Available records:
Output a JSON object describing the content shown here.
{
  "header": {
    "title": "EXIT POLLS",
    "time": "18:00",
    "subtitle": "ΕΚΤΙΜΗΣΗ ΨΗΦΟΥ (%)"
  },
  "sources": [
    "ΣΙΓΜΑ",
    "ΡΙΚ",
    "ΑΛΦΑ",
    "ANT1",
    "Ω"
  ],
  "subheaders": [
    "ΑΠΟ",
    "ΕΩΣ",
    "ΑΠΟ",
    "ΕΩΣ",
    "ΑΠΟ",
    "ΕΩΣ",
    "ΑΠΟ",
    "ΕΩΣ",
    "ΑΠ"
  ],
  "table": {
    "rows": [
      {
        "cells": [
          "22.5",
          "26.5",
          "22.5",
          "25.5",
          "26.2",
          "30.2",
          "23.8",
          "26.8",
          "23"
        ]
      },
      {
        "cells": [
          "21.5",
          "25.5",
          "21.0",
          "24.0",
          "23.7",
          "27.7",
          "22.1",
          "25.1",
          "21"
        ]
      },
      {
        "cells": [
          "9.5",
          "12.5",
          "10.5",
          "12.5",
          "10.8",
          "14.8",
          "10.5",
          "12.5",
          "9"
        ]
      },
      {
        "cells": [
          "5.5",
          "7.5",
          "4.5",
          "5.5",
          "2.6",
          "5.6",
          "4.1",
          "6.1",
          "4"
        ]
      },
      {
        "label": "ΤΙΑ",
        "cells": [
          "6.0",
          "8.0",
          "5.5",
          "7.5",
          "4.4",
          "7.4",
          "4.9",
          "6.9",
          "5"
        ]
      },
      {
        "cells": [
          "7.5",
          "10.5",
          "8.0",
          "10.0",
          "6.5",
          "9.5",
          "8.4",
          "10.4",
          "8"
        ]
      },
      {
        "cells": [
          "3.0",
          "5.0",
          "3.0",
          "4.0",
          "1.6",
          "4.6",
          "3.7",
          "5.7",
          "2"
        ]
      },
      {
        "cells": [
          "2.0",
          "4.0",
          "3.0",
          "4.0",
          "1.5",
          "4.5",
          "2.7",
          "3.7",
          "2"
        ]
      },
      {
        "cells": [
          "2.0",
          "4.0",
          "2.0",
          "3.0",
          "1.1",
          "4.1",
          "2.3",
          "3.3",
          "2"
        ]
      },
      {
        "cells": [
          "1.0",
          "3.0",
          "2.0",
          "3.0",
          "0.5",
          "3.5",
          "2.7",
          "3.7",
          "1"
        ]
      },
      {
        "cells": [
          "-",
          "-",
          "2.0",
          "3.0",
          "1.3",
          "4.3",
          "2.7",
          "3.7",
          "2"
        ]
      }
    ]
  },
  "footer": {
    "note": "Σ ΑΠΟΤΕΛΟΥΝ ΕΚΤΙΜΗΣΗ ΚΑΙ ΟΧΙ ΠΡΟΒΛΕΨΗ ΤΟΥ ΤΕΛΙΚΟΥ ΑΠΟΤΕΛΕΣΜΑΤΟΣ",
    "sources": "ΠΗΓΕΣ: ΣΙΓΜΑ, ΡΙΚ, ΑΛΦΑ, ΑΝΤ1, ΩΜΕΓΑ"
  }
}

Stated task:
Print all of the entries exactly as they appear.

Response for this exercise:
Output a JSON object describing the content shown here.
{
  "header": {
    "title": "EXIT POLLS",
    "time": "18:00",
    "subtitle": "ΕΚΤΙΜΗΣΗ ΨΗΦΟΥ (%)"
  },
  "sources": [
    "ΣΙΓΜΑ",
    "ΡΙΚ",
    "ΑΛΦΑ",
    "ANT1",
    "Ω"
  ],
  "subheaders": [
    "ΑΠΟ",
    "ΕΩΣ",
    "ΑΠΟ",
    "ΕΩΣ",
    "ΑΠΟ",
    "ΕΩΣ",
    "ΑΠΟ",
    "ΕΩΣ",
    "ΑΠ"
  ],
  "table": {
    "rows": [
      {
        "cells": [
          "22.5",
          "26.5",
          "22.5",
          "25.5",
          "26.2",
          "30.2",
          "23.8",
          "26.8",
          "23"
        ]
      },
      {
        "cells": [
          "21.5",
          "25.5",
          "21.0",
          "24.0",
          "23.7",
          "27.7",
          "22.1",
          "25.1",
          "21"
        ]
      },
      {
        "cells": [
          "9.5",
          "12.5",
          "10.5",
          "12.5",
          "10.8",
          "14.8",
          "10.5",
          "12.5",
          "9"
        ]
      },
      {
        "cells": [
          "5.5",
          "7.5",
          "4.5",
          "5.5",
          "2.6",
          "5.6",
          "4.1",
          "6.1",
          "4"
        ]
      },
      {
        "label": "ΤΙΑ",
        "cells": [
          "6.0",
          "8.0",
          "5.5",
          "7.5",
          "4.4",
          "7.4",
          "4.9",
          "6.9",
          "5"
        ]
      },
      {
        "cells": [
          "7.5",
          "10.5",
          "8.0",
          "10.0",
          "6.5",
          "9.5",
          "8.4",
          "10.4",
          "8"
        ]
      },
      {
        "cells": [
          "3.0",
          "5.0",
          "3.0",
          "4.0",
          "1.6",
          "4.6",
          "3.7",
          "5.7",
          "2"
        ]
      },
      {
        "cells": [
          "2.0",
          "4.0",
          "3.0",
          "4.0",
          "1.5",
          "4.5",
          "2.7",
          "3.7",
          "2"
        ]
      },
      {
        "cells": [
          "2.0",
          "4.0",
          "2.0",
          "3.0",
          "1.1",
          "4.1",
          "2.3",
          "3.3",
          "2"
        ]
      },
      {
        "cells": [
          "1.0",
          "3.0",
          "2.0",
          "3.0",
          "0.5",
          "3.5",
          "2.7",
          "3.7",
          "1"
        ]
      },
      {
        "cells": [
          "-",
          "-",
          "2.0",
          "3.0",
          "1.3",
          "4.3",
          "2.7",
          "3.7",
          "2"
        ]
      }
    ]
  },
  "footer": {
    "note": "Σ ΑΠΟΤΕΛΟΥΝ ΕΚΤΙΜΗΣΗ ΚΑΙ ΟΧΙ ΠΡΟΒΛΕΨΗ ΤΟΥ ΤΕΛΙΚΟΥ ΑΠΟΤΕΛΕΣΜΑΤΟΣ",
    "sources": "ΠΗΓΕΣ: ΣΙΓΜΑ, ΡΙΚ, ΑΛΦΑ, ΑΝΤ1, ΩΜΕΓΑ"
  }
}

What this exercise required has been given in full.